# [PROBLEM TO WORK ON]
Extract each line where the string "Renate" shows up.

# [RECORD LIST]

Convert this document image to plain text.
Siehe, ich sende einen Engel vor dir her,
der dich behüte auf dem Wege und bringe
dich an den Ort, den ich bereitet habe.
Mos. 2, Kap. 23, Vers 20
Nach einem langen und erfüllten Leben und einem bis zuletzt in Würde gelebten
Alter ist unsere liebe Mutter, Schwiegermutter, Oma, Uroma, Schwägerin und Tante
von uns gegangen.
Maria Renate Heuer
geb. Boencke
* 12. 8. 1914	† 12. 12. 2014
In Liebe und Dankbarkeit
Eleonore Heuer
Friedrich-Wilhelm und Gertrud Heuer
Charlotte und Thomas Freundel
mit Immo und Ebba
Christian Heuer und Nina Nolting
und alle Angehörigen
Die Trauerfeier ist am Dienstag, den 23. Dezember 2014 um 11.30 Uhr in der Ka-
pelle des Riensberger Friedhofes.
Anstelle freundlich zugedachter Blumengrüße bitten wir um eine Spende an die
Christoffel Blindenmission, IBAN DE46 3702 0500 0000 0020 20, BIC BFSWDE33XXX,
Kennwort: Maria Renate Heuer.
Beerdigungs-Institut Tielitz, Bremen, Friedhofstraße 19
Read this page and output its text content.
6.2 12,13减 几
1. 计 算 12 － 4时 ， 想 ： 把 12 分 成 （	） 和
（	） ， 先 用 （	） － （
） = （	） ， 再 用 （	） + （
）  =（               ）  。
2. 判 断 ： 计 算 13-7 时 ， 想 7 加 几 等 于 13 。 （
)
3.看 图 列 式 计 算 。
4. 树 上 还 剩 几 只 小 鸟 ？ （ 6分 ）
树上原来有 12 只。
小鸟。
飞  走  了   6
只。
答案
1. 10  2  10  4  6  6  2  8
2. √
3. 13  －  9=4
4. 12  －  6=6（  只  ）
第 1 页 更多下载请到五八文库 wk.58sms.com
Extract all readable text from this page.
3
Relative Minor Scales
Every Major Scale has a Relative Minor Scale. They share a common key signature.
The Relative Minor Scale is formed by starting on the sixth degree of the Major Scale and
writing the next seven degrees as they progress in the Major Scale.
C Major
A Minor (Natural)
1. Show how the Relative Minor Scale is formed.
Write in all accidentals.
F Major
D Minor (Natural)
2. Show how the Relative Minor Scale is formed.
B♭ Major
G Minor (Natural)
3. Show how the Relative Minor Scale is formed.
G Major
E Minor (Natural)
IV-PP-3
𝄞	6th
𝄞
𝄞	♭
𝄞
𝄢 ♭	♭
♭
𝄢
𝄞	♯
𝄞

# [REPLY TO THE EXERCISE]
Maria Renate Heuer
Kennwort: Maria Renate Heuer.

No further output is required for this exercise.